● Exercise brief:
Transcribe the records below exactly as they appear.
═════ Data provided ═════
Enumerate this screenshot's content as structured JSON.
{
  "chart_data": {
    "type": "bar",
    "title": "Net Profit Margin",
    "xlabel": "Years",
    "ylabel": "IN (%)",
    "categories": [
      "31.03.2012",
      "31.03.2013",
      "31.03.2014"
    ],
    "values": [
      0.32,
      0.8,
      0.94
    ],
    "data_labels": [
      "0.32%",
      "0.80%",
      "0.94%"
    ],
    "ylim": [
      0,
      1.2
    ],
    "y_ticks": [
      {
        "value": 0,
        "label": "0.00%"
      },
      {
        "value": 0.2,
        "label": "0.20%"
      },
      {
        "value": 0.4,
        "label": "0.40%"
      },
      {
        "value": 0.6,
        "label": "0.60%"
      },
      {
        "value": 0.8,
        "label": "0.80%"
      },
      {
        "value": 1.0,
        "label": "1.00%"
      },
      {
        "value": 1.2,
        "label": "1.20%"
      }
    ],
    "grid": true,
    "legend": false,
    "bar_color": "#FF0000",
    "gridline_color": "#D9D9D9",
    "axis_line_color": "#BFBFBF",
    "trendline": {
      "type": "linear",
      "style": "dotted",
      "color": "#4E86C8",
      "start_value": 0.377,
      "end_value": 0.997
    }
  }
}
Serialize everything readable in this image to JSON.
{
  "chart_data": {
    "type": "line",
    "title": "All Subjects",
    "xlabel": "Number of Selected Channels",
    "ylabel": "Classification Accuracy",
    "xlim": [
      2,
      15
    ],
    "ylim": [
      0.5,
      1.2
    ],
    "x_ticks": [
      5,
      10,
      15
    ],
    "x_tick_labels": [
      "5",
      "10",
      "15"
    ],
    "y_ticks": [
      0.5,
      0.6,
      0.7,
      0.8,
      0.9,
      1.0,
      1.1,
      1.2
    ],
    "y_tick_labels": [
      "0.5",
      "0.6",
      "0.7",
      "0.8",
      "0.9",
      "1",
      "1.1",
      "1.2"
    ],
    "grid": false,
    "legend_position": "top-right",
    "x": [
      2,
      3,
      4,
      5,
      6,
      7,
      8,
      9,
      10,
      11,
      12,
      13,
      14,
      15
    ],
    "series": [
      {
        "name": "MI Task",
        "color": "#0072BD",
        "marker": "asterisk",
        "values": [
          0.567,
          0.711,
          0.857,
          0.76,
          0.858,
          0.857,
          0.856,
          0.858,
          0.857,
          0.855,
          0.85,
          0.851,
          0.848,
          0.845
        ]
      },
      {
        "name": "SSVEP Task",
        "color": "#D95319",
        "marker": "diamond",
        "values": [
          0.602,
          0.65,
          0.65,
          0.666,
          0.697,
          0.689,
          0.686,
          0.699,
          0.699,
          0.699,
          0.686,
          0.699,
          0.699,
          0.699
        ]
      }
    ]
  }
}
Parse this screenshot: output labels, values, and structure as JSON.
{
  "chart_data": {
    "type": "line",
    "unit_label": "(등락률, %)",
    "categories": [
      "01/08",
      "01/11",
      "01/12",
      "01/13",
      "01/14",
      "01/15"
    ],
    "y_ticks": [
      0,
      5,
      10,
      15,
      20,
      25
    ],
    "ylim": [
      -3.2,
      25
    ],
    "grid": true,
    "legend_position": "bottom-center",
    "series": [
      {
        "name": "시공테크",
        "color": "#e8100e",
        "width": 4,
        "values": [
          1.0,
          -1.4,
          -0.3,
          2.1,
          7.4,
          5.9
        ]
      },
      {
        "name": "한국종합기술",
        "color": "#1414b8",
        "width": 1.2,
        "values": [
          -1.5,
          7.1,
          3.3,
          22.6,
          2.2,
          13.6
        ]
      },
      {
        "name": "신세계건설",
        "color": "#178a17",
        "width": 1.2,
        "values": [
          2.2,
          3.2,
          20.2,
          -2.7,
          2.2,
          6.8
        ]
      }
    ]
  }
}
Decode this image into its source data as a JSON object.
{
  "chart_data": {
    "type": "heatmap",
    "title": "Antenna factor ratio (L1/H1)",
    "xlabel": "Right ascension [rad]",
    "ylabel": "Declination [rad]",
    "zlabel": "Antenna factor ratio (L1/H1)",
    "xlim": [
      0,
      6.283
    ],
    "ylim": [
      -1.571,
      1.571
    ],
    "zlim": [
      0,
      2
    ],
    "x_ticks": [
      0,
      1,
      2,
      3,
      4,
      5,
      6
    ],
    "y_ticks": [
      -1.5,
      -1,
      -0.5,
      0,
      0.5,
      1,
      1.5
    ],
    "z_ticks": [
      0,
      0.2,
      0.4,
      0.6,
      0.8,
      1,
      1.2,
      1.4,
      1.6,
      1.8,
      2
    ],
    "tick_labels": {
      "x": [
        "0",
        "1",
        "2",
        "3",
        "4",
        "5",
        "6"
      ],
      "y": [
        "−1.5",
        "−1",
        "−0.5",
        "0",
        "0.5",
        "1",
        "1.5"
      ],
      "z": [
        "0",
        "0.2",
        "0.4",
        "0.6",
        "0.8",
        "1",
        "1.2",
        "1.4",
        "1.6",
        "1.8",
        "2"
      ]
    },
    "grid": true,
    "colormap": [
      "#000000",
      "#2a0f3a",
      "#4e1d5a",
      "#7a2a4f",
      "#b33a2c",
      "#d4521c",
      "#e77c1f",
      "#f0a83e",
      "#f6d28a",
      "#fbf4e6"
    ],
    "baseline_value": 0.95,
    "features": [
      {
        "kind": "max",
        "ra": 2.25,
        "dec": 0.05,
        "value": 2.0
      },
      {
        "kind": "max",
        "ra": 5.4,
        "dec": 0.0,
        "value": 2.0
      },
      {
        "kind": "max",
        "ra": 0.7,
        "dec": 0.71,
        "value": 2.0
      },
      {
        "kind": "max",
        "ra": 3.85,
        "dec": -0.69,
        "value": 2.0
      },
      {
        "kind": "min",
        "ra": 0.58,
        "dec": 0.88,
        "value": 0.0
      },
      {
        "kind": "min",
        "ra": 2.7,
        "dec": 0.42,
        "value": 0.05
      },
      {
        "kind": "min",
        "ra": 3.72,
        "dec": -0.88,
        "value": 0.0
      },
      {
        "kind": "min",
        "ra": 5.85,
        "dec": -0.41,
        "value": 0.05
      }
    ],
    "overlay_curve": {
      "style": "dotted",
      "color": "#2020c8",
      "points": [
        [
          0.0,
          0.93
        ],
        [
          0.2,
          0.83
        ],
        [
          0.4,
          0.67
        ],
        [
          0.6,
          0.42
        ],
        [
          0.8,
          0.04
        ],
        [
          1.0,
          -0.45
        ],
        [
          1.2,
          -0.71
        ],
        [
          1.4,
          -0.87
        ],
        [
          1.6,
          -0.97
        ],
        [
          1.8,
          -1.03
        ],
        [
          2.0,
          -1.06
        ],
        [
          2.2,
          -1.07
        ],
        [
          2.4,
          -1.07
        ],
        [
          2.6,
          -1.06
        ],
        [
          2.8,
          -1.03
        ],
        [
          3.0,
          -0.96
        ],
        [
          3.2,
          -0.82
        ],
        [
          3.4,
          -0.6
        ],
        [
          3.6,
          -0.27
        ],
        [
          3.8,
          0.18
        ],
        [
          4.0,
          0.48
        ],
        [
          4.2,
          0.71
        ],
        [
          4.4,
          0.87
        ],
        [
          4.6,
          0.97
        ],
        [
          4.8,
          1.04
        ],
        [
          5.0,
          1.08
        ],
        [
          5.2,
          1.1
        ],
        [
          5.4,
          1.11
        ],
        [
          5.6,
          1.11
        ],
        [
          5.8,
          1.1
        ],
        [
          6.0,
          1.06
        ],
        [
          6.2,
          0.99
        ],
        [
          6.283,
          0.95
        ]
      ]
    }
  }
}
═════
● The answer:
Enumerate this screenshot's content as structured JSON.
{
  "chart_data": {
    "type": "bar",
    "title": "Net Profit Margin",
    "xlabel": "Years",
    "ylabel": "IN (%)",
    "categories": [
      "31.03.2012",
      "31.03.2013",
      "31.03.2014"
    ],
    "values": [
      0.32,
      0.8,
      0.94
    ],
    "data_labels": [
      "0.32%",
      "0.80%",
      "0.94%"
    ],
    "ylim": [
      0,
      1.2
    ],
    "y_ticks": [
      {
        "value": 0,
        "label": "0.00%"
      },
      {
        "value": 0.2,
        "label": "0.20%"
      },
      {
        "value": 0.4,
        "label": "0.40%"
      },
      {
        "value": 0.6,
        "label": "0.60%"
      },
      {
        "value": 0.8,
        "label": "0.80%"
      },
      {
        "value": 1.0,
        "label": "1.00%"
      },
      {
        "value": 1.2,
        "label": "1.20%"
      }
    ],
    "grid": true,
    "legend": false,
    "bar_color": "#FF0000",
    "gridline_color": "#D9D9D9",
    "axis_line_color": "#BFBFBF",
    "trendline": {
      "type": "linear",
      "style": "dotted",
      "color": "#4E86C8",
      "start_value": 0.377,
      "end_value": 0.997
    }
  }
}
Serialize everything readable in this image to JSON.
{
  "chart_data": {
    "type": "line",
    "title": "All Subjects",
    "xlabel": "Number of Selected Channels",
    "ylabel": "Classification Accuracy",
    "xlim": [
      2,
      15
    ],
    "ylim": [
      0.5,
      1.2
    ],
    "x_ticks": [
      5,
      10,
      15
    ],
    "x_tick_labels": [
      "5",
      "10",
      "15"
    ],
    "y_ticks": [
      0.5,
      0.6,
      0.7,
      0.8,
      0.9,
      1.0,
      1.1,
      1.2
    ],
    "y_tick_labels": [
      "0.5",
      "0.6",
      "0.7",
      "0.8",
      "0.9",
      "1",
      "1.1",
      "1.2"
    ],
    "grid": false,
    "legend_position": "top-right",
    "x": [
      2,
      3,
      4,
      5,
      6,
      7,
      8,
      9,
      10,
      11,
      12,
      13,
      14,
      15
    ],
    "series": [
      {
        "name": "MI Task",
        "color": "#0072BD",
        "marker": "asterisk",
        "values": [
          0.567,
          0.711,
          0.857,
          0.76,
          0.858,
          0.857,
          0.856,
          0.858,
          0.857,
          0.855,
          0.85,
          0.851,
          0.848,
          0.845
        ]
      },
      {
        "name": "SSVEP Task",
        "color": "#D95319",
        "marker": "diamond",
        "values": [
          0.602,
          0.65,
          0.65,
          0.666,
          0.697,
          0.689,
          0.686,
          0.699,
          0.699,
          0.699,
          0.686,
          0.699,
          0.699,
          0.699
        ]
      }
    ]
  }
}
Parse this screenshot: output labels, values, and structure as JSON.
{
  "chart_data": {
    "type": "line",
    "unit_label": "(등락률, %)",
    "categories": [
      "01/08",
      "01/11",
      "01/12",
      "01/13",
      "01/14",
      "01/15"
    ],
    "y_ticks": [
      0,
      5,
      10,
      15,
      20,
      25
    ],
    "ylim": [
      -3.2,
      25
    ],
    "grid": true,
    "legend_position": "bottom-center",
    "series": [
      {
        "name": "시공테크",
        "color": "#e8100e",
        "width": 4,
        "values": [
          1.0,
          -1.4,
          -0.3,
          2.1,
          7.4,
          5.9
        ]
      },
      {
        "name": "한국종합기술",
        "color": "#1414b8",
        "width": 1.2,
        "values": [
          -1.5,
          7.1,
          3.3,
          22.6,
          2.2,
          13.6
        ]
      },
      {
        "name": "신세계건설",
        "color": "#178a17",
        "width": 1.2,
        "values": [
          2.2,
          3.2,
          20.2,
          -2.7,
          2.2,
          6.8
        ]
      }
    ]
  }
}
Decode this image into its source data as a JSON object.
{
  "chart_data": {
    "type": "heatmap",
    "title": "Antenna factor ratio (L1/H1)",
    "xlabel": "Right ascension [rad]",
    "ylabel": "Declination [rad]",
    "zlabel": "Antenna factor ratio (L1/H1)",
    "xlim": [
      0,
      6.283
    ],
    "ylim": [
      -1.571,
      1.571
    ],
    "zlim": [
      0,
      2
    ],
    "x_ticks": [
      0,
      1,
      2,
      3,
      4,
      5,
      6
    ],
    "y_ticks": [
      -1.5,
      -1,
      -0.5,
      0,
      0.5,
      1,
      1.5
    ],
    "z_ticks": [
      0,
      0.2,
      0.4,
      0.6,
      0.8,
      1,
      1.2,
      1.4,
      1.6,
      1.8,
      2
    ],
    "tick_labels": {
      "x": [
        "0",
        "1",
        "2",
        "3",
        "4",
        "5",
        "6"
      ],
      "y": [
        "−1.5",
        "−1",
        "−0.5",
        "0",
        "0.5",
        "1",
        "1.5"
      ],
      "z": [
        "0",
        "0.2",
        "0.4",
        "0.6",
        "0.8",
        "1",
        "1.2",
        "1.4",
        "1.6",
        "1.8",
        "2"
      ]
    },
    "grid": true,
    "colormap": [
      "#000000",
      "#2a0f3a",
      "#4e1d5a",
      "#7a2a4f",
      "#b33a2c",
      "#d4521c",
      "#e77c1f",
      "#f0a83e",
      "#f6d28a",
      "#fbf4e6"
    ],
    "baseline_value": 0.95,
    "features": [
      {
        "kind": "max",
        "ra": 2.25,
        "dec": 0.05,
        "value": 2.0
      },
      {
        "kind": "max",
        "ra": 5.4,
        "dec": 0.0,
        "value": 2.0
      },
      {
        "kind": "max",
        "ra": 0.7,
        "dec": 0.71,
        "value": 2.0
      },
      {
        "kind": "max",
        "ra": 3.85,
        "dec": -0.69,
        "value": 2.0
      },
      {
        "kind": "min",
        "ra": 0.58,
        "dec": 0.88,
        "value": 0.0
      },
      {
        "kind": "min",
        "ra": 2.7,
        "dec": 0.42,
        "value": 0.05
      },
      {
        "kind": "min",
        "ra": 3.72,
        "dec": -0.88,
        "value": 0.0
      },
      {
        "kind": "min",
        "ra": 5.85,
        "dec": -0.41,
        "value": 0.05
      }
    ],
    "overlay_curve": {
      "style": "dotted",
      "color": "#2020c8",
      "points": [
        [
          0.0,
          0.93
        ],
        [
          0.2,
          0.83
        ],
        [
          0.4,
          0.67
        ],
        [
          0.6,
          0.42
        ],
        [
          0.8,
          0.04
        ],
        [
          1.0,
          -0.45
        ],
        [
          1.2,
          -0.71
        ],
        [
          1.4,
          -0.87
        ],
        [
          1.6,
          -0.97
        ],
        [
          1.8,
          -1.03
        ],
        [
          2.0,
          -1.06
        ],
        [
          2.2,
          -1.07
        ],
        [
          2.4,
          -1.07
        ],
        [
          2.6,
          -1.06
        ],
        [
          2.8,
          -1.03
        ],
        [
          3.0,
          -0.96
        ],
        [
          3.2,
          -0.82
        ],
        [
          3.4,
          -0.6
        ],
        [
          3.6,
          -0.27
        ],
        [
          3.8,
          0.18
        ],
        [
          4.0,
          0.48
        ],
        [
          4.2,
          0.71
        ],
        [
          4.4,
          0.87
        ],
        [
          4.6,
          0.97
        ],
        [
          4.8,
          1.04
        ],
        [
          5.0,
          1.08
        ],
        [
          5.2,
          1.1
        ],
        [
          5.4,
          1.11
        ],
        [
          5.6,
          1.11
        ],
        [
          5.8,
          1.1
        ],
        [
          6.0,
          1.06
        ],
        [
          6.2,
          0.99
        ],
        [
          6.283,
          0.95
        ]
      ]
    }
  }
}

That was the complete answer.